• **STATED TASK**: Read the lines below. Copy out any that hold the string "semillas".
## BEGIN DATA RECORDS
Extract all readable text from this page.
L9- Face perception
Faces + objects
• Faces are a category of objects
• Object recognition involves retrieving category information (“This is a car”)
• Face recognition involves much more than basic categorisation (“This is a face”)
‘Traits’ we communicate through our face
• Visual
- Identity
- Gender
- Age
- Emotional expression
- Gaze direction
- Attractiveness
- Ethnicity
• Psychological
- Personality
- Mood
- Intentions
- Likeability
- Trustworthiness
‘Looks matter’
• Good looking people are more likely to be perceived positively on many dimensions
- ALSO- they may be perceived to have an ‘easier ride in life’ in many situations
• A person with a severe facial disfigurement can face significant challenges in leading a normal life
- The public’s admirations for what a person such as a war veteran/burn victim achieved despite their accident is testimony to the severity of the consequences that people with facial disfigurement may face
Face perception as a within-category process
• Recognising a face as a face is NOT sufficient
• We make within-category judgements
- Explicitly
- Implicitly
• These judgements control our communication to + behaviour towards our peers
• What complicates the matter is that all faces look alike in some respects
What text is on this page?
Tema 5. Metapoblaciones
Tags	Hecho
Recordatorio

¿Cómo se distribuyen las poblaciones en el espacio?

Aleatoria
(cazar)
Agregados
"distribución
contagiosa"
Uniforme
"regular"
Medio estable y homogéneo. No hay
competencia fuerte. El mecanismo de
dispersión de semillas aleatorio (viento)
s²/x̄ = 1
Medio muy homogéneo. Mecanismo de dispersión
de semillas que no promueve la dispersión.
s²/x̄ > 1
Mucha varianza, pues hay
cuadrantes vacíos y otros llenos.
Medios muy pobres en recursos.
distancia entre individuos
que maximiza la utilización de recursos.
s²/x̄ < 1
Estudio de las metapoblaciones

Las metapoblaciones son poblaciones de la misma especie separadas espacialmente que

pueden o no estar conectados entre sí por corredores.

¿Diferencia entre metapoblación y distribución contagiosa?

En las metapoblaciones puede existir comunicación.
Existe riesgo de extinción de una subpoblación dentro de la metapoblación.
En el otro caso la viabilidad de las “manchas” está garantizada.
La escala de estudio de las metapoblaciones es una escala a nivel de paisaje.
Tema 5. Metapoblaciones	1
## END DATA RECORDS
• **OUTPUT FOR THIS EXERCISE**:
dispersión de semillas aleatorio (viento)
de semillas que no promueve la dispersión.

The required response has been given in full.